» Your objective:
Each line of the material below should be reproduced exactly.

Dataset entries on figures:
BEGIN

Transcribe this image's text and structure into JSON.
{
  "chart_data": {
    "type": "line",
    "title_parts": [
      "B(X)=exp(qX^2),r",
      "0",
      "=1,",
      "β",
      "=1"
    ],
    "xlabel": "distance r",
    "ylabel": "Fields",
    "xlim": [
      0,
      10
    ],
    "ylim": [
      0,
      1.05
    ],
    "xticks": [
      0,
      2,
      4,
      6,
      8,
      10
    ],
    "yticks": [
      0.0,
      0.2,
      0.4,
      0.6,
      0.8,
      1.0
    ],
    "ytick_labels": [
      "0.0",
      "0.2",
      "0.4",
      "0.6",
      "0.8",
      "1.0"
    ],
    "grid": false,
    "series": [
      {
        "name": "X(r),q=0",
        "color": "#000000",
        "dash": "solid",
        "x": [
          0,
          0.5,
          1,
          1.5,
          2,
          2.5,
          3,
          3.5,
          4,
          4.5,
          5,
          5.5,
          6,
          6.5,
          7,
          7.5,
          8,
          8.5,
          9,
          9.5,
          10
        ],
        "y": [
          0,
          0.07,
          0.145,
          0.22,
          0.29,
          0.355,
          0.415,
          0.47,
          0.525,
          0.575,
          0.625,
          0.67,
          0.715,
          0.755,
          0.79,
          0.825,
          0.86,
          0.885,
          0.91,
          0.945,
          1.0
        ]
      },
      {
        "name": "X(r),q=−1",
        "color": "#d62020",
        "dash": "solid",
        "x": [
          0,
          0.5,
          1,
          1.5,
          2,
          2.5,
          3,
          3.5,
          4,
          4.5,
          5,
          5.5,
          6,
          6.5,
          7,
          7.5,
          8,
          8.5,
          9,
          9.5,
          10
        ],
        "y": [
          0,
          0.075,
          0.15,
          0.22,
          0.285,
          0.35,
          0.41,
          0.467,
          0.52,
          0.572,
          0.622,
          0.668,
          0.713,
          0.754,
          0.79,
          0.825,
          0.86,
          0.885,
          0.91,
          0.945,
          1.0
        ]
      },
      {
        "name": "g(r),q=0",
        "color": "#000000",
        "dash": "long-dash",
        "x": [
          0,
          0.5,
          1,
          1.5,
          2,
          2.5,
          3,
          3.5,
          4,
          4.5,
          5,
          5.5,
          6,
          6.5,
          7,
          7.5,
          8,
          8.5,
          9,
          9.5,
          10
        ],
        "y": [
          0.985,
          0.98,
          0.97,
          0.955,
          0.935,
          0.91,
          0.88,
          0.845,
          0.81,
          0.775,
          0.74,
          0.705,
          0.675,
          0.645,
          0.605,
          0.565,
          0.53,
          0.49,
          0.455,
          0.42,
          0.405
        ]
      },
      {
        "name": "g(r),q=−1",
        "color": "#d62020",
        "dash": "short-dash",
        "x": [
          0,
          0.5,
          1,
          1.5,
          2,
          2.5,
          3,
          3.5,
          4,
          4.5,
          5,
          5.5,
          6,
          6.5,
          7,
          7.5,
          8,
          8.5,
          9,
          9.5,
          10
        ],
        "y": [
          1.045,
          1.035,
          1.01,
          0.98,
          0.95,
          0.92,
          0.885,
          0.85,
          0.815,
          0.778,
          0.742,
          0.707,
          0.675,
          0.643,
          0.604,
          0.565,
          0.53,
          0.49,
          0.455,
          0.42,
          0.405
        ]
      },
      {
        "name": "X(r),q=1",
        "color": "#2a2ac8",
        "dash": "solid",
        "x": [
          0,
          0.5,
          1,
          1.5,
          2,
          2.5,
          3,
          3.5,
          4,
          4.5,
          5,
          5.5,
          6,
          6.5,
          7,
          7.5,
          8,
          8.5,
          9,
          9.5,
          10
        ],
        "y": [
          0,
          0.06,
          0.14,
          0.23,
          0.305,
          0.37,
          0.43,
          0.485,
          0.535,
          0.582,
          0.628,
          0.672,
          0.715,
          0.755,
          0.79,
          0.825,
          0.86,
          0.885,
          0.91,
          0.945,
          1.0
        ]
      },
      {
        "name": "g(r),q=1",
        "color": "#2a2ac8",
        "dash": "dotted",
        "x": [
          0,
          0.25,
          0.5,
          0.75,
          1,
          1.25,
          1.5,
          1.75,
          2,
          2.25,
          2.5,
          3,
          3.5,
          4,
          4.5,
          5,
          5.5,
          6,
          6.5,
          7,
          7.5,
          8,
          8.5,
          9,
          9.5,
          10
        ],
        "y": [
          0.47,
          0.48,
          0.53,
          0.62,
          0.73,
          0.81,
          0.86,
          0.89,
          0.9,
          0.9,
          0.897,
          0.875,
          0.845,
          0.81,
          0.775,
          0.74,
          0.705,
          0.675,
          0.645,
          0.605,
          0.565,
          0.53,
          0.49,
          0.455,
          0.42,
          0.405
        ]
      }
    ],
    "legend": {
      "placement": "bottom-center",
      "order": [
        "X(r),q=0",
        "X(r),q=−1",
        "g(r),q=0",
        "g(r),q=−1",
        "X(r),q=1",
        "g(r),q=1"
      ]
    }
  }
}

END

» Result of this task:
Transcribe this image's text and structure into JSON.
{
  "chart_data": {
    "type": "line",
    "title_parts": [
      "B(X)=exp(qX^2),r",
      "0",
      "=1,",
      "β",
      "=1"
    ],
    "xlabel": "distance r",
    "ylabel": "Fields",
    "xlim": [
      0,
      10
    ],
    "ylim": [
      0,
      1.05
    ],
    "xticks": [
      0,
      2,
      4,
      6,
      8,
      10
    ],
    "yticks": [
      0.0,
      0.2,
      0.4,
      0.6,
      0.8,
      1.0
    ],
    "ytick_labels": [
      "0.0",
      "0.2",
      "0.4",
      "0.6",
      "0.8",
      "1.0"
    ],
    "grid": false,
    "series": [
      {
        "name": "X(r),q=0",
        "color": "#000000",
        "dash": "solid",
        "x": [
          0,
          0.5,
          1,
          1.5,
          2,
          2.5,
          3,
          3.5,
          4,
          4.5,
          5,
          5.5,
          6,
          6.5,
          7,
          7.5,
          8,
          8.5,
          9,
          9.5,
          10
        ],
        "y": [
          0,
          0.07,
          0.145,
          0.22,
          0.29,
          0.355,
          0.415,
          0.47,
          0.525,
          0.575,
          0.625,
          0.67,
          0.715,
          0.755,
          0.79,
          0.825,
          0.86,
          0.885,
          0.91,
          0.945,
          1.0
        ]
      },
      {
        "name": "X(r),q=−1",
        "color": "#d62020",
        "dash": "solid",
        "x": [
          0,
          0.5,
          1,
          1.5,
          2,
          2.5,
          3,
          3.5,
          4,
          4.5,
          5,
          5.5,
          6,
          6.5,
          7,
          7.5,
          8,
          8.5,
          9,
          9.5,
          10
        ],
        "y": [
          0,
          0.075,
          0.15,
          0.22,
          0.285,
          0.35,
          0.41,
          0.467,
          0.52,
          0.572,
          0.622,
          0.668,
          0.713,
          0.754,
          0.79,
          0.825,
          0.86,
          0.885,
          0.91,
          0.945,
          1.0
        ]
      },
      {
        "name": "g(r),q=0",
        "color": "#000000",
        "dash": "long-dash",
        "x": [
          0,
          0.5,
          1,
          1.5,
          2,
          2.5,
          3,
          3.5,
          4,
          4.5,
          5,
          5.5,
          6,
          6.5,
          7,
          7.5,
          8,
          8.5,
          9,
          9.5,
          10
        ],
        "y": [
          0.985,
          0.98,
          0.97,
          0.955,
          0.935,
          0.91,
          0.88,
          0.845,
          0.81,
          0.775,
          0.74,
          0.705,
          0.675,
          0.645,
          0.605,
          0.565,
          0.53,
          0.49,
          0.455,
          0.42,
          0.405
        ]
      },
      {
        "name": "g(r),q=−1",
        "color": "#d62020",
        "dash": "short-dash",
        "x": [
          0,
          0.5,
          1,
          1.5,
          2,
          2.5,
          3,
          3.5,
          4,
          4.5,
          5,
          5.5,
          6,
          6.5,
          7,
          7.5,
          8,
          8.5,
          9,
          9.5,
          10
        ],
        "y": [
          1.045,
          1.035,
          1.01,
          0.98,
          0.95,
          0.92,
          0.885,
          0.85,
          0.815,
          0.778,
          0.742,
          0.707,
          0.675,
          0.643,
          0.604,
          0.565,
          0.53,
          0.49,
          0.455,
          0.42,
          0.405
        ]
      },
      {
        "name": "X(r),q=1",
        "color": "#2a2ac8",
        "dash": "solid",
        "x": [
          0,
          0.5,
          1,
          1.5,
          2,
          2.5,
          3,
          3.5,
          4,
          4.5,
          5,
          5.5,
          6,
          6.5,
          7,
          7.5,
          8,
          8.5,
          9,
          9.5,
          10
        ],
        "y": [
          0,
          0.06,
          0.14,
          0.23,
          0.305,
          0.37,
          0.43,
          0.485,
          0.535,
          0.582,
          0.628,
          0.672,
          0.715,
          0.755,
          0.79,
          0.825,
          0.86,
          0.885,
          0.91,
          0.945,
          1.0
        ]
      },
      {
        "name": "g(r),q=1",
        "color": "#2a2ac8",
        "dash": "dotted",
        "x": [
          0,
          0.25,
          0.5,
          0.75,
          1,
          1.25,
          1.5,
          1.75,
          2,
          2.25,
          2.5,
          3,
          3.5,
          4,
          4.5,
          5,
          5.5,
          6,
          6.5,
          7,
          7.5,
          8,
          8.5,
          9,
          9.5,
          10
        ],
        "y": [
          0.47,
          0.48,
          0.53,
          0.62,
          0.73,
          0.81,
          0.86,
          0.89,
          0.9,
          0.9,
          0.897,
          0.875,
          0.845,
          0.81,
          0.775,
          0.74,
          0.705,
          0.675,
          0.645,
          0.605,
          0.565,
          0.53,
          0.49,
          0.455,
          0.42,
          0.405
        ]
      }
    ],
    "legend": {
      "placement": "bottom-center",
      "order": [
        "X(r),q=0",
        "X(r),q=−1",
        "g(r),q=0",
        "g(r),q=−1",
        "X(r),q=1",
        "g(r),q=1"
      ]
    }
  }
}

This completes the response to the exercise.